▸ **Extracted information**:
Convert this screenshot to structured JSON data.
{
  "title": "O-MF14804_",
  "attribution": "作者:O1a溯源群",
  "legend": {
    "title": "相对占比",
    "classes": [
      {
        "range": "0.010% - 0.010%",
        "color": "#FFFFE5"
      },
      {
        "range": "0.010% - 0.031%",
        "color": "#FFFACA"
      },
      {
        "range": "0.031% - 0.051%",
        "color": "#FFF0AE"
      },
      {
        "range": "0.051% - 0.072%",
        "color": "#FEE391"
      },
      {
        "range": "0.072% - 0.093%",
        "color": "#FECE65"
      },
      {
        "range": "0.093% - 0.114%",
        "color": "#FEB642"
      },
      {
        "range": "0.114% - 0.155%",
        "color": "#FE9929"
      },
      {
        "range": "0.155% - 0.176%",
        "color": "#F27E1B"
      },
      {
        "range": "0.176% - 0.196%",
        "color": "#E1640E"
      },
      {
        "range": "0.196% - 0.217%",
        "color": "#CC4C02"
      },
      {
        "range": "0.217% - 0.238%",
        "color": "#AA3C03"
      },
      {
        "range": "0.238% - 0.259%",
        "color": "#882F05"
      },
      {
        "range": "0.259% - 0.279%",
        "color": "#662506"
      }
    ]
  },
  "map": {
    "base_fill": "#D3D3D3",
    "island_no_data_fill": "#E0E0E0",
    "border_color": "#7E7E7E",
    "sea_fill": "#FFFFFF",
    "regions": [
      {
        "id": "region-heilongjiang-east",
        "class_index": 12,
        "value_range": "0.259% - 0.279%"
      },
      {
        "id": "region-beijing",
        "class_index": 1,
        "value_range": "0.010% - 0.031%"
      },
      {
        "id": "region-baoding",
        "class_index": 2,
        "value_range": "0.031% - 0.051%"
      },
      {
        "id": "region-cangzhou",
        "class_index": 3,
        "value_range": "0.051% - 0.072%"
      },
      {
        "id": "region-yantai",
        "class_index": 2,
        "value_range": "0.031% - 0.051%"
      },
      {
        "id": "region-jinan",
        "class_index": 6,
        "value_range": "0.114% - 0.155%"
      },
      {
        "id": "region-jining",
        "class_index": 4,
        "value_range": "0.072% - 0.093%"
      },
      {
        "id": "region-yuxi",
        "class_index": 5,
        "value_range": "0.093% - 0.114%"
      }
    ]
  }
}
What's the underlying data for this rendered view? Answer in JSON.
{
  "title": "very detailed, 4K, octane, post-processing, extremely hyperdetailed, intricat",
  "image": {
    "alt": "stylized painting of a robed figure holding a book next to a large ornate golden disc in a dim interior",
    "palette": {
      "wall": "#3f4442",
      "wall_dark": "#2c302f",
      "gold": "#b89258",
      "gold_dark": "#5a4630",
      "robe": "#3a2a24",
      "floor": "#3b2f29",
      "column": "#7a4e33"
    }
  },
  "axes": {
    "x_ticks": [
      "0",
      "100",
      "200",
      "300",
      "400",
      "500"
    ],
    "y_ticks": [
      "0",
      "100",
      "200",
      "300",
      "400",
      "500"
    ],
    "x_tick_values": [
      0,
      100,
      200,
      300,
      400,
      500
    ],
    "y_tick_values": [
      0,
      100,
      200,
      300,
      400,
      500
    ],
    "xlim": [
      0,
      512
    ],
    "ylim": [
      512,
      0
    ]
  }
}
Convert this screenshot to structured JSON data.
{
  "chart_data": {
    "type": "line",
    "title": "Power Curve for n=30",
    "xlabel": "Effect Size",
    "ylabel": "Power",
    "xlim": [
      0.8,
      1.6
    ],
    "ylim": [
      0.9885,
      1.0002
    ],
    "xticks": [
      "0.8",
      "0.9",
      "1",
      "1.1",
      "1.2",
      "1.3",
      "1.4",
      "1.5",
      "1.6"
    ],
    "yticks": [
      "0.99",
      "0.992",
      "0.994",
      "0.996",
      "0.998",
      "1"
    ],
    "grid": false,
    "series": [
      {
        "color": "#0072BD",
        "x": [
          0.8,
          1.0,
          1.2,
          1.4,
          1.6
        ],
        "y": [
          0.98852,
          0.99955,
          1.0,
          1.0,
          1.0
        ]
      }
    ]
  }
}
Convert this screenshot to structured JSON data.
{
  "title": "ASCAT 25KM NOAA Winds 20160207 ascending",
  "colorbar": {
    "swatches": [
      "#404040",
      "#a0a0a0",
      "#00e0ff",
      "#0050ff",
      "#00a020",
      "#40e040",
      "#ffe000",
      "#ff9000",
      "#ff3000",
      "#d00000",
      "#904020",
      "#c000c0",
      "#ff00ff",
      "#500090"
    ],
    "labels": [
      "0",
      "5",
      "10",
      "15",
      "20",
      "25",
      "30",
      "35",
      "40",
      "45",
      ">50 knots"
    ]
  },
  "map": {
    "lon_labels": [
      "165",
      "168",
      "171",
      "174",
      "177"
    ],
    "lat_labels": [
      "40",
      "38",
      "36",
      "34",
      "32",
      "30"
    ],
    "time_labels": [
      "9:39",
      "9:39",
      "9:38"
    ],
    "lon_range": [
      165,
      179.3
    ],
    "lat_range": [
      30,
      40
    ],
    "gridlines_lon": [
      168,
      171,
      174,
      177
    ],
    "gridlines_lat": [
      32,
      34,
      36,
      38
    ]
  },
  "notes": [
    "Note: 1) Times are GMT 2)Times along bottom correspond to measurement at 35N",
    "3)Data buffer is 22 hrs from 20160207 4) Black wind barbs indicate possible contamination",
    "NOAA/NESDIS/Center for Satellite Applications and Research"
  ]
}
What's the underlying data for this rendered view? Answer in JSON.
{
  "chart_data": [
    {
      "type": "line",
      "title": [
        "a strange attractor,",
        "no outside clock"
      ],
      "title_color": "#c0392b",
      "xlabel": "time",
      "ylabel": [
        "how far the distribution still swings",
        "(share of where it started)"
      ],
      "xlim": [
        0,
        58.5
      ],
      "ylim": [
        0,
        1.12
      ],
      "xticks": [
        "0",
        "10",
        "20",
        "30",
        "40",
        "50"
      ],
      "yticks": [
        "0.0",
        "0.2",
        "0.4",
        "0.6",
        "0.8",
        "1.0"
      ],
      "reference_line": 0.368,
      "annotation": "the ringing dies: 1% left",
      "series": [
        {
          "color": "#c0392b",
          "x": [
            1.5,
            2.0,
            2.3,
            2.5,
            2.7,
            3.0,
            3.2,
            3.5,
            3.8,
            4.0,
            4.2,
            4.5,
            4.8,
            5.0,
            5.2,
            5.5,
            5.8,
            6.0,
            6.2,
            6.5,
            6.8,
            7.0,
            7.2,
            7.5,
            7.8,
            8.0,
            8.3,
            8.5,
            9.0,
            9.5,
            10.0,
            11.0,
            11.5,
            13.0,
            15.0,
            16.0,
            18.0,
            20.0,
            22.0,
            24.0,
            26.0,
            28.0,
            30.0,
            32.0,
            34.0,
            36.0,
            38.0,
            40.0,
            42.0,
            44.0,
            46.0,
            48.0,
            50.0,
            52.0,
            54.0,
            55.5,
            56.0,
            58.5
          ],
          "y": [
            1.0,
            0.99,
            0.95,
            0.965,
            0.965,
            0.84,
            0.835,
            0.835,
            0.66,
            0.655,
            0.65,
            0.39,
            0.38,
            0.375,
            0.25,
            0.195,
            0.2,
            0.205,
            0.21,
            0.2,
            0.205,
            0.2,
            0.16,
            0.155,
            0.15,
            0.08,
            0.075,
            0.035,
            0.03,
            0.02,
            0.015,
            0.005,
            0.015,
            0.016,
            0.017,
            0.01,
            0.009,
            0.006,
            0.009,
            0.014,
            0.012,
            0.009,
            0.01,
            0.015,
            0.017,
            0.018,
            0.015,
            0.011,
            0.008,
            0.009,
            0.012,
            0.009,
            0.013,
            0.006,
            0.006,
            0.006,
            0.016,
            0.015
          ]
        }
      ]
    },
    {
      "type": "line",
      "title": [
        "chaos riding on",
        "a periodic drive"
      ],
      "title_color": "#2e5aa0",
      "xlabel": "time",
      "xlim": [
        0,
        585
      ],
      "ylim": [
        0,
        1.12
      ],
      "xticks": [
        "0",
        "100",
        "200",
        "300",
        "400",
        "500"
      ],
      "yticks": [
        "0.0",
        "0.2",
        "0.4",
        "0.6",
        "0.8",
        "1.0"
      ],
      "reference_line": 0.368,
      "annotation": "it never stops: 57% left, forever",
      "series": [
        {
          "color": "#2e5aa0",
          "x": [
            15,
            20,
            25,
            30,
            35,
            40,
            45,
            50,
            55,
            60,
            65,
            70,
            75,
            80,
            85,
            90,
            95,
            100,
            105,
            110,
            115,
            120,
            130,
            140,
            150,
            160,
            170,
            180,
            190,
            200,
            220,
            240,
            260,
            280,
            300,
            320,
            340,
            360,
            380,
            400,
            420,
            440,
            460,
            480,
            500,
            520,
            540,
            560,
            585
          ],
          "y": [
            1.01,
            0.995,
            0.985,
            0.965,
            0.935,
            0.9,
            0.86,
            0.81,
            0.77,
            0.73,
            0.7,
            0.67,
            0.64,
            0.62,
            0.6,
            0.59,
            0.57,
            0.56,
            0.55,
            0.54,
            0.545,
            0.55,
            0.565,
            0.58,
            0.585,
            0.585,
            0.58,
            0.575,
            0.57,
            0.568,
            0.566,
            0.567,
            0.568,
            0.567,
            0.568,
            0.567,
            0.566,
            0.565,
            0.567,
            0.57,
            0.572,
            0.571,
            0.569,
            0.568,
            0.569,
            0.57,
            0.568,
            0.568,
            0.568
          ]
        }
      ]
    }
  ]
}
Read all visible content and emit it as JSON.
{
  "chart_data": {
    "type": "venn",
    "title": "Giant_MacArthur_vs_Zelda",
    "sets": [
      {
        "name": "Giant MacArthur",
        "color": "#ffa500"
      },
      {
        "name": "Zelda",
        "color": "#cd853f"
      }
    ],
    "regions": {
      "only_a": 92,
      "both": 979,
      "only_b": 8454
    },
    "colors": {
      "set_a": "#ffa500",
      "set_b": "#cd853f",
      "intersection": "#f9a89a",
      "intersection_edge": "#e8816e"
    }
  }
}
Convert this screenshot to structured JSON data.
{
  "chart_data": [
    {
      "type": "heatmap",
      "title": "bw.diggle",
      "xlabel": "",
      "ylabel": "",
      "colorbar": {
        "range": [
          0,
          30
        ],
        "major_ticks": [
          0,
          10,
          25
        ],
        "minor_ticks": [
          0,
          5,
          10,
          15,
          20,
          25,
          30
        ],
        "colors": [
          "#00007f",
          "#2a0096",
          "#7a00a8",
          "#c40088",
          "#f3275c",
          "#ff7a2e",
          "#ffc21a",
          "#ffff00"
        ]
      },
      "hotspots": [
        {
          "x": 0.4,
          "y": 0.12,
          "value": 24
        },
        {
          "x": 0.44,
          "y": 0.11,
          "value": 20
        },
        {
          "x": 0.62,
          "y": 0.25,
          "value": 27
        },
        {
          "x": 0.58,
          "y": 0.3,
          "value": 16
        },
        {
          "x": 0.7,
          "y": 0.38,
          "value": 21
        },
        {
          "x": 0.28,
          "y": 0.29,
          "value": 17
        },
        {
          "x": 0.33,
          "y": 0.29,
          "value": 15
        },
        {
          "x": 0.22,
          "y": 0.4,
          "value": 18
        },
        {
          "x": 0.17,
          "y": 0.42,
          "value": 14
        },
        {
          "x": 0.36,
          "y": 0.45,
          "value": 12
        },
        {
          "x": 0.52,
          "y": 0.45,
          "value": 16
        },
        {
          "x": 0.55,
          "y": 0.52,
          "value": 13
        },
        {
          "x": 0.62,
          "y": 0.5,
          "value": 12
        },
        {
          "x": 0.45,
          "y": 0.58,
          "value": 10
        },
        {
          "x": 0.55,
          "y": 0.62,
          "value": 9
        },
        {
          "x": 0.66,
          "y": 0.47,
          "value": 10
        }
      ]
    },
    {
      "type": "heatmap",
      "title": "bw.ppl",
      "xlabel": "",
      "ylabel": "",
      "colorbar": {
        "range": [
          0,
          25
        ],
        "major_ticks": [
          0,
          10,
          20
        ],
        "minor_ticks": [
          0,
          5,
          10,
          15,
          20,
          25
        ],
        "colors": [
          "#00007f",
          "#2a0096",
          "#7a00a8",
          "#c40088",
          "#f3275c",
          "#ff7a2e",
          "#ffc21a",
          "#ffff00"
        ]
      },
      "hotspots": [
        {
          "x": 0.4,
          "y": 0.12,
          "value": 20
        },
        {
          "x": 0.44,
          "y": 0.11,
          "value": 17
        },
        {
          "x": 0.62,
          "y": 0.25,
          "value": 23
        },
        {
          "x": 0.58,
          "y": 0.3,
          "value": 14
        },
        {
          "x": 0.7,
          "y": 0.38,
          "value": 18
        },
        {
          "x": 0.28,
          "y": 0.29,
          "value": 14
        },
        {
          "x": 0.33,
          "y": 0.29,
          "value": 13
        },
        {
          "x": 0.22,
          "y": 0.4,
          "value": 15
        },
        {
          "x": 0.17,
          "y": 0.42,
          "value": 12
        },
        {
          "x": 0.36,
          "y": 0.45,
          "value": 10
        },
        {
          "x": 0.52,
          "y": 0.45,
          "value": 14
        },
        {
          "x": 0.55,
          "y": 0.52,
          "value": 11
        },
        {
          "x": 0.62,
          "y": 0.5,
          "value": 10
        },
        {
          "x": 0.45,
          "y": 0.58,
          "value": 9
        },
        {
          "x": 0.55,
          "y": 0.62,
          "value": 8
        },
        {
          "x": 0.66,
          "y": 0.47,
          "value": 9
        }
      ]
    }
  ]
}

▸ **Aim of the exercise**:
Of the lines in the entries, how many include the word "NOAA"? State only the number.

▸ **Expected output**:
2